• _EXCERPT_:
Roadkill and Reflex Arcs

I find it much easier to write in the form of a personal journal than I do in a formal essay or fiction piece. In a journal, I am less concerned about being right, or saying things in the correct way, than I am with the simple act of describing my thoughts and experiences using whatever words feel most appropriate to me. My difficulties with “polished” writing almost always stem from my perfectionist tendencies, and at the heart of this perfectionism is the fear of defect, of the painful awareness of the disparity between what I wish to convey and what I actually conveyed. Put more simply, I am terribly afraid of being wrong.

I am going to write this journal entry about a topic that I admittedly do not know much about. I am also certain that this topic is not at all original, although my personal arrival to its consideration was. Perhaps there is an existing body of work wherein a linguist or semiotician or some other intelligent person describes what I will discuss with a much greater degree of clarity and precision. If any reader is familiar with such work, please do not hesitate to inform me of it, as I would very much like to know of it. But for now, regardless of my ignorance, I believe I will find this exercise valuable. I am tired of how many half-formed thoughts swirl around in my head unresolved, and so I will proceed in my attempt by first talking about roadkill.

• _DATA EXTRACT_:
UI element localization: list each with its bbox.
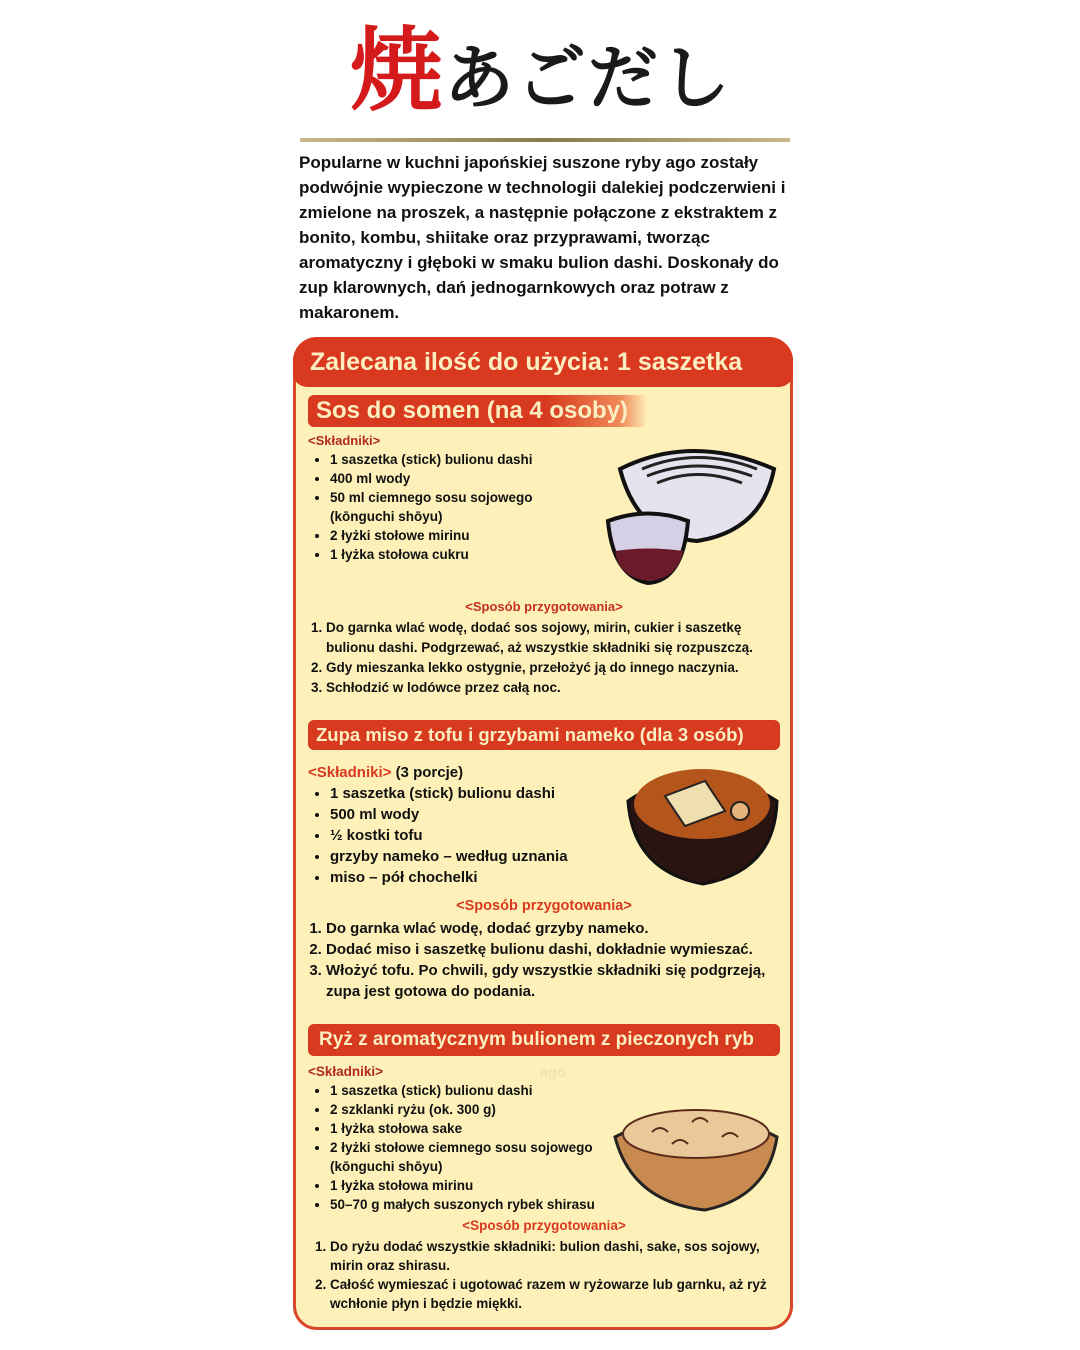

• _TO BE DONE_:
• 1. Reproduce the stretch of the "Roadkill and Reflex Arcs" entry from "I find it much" through "of being wrong.", substituting "diary" for "journal".
• 2. According to the "Roadkill and Reflex Arcs" entry, what lies at the heart of the writer's perfectionism?

• _EXERCISE SOLUTIONS_:
• 1.
I find it much easier to write in the form of a personal diary than I do in a formal essay or fiction piece. In a diary, I am less concerned about being right, or saying things in the correct way, than I am with the simple act of describing my thoughts and experiences using whatever words feel most appropriate to me. My difficulties with “polished” writing almost always stem from my perfectionist tendencies, and at the heart of this perfectionism is the fear of defect, of the painful awareness of the disparity between what I wish to convey and what I actually conveyed. Put more simply, I am terribly afraid of being wrong.

• 2. The fear of defect: the painful awareness of the disparity between what the writer wishes to convey and what was actually conveyed.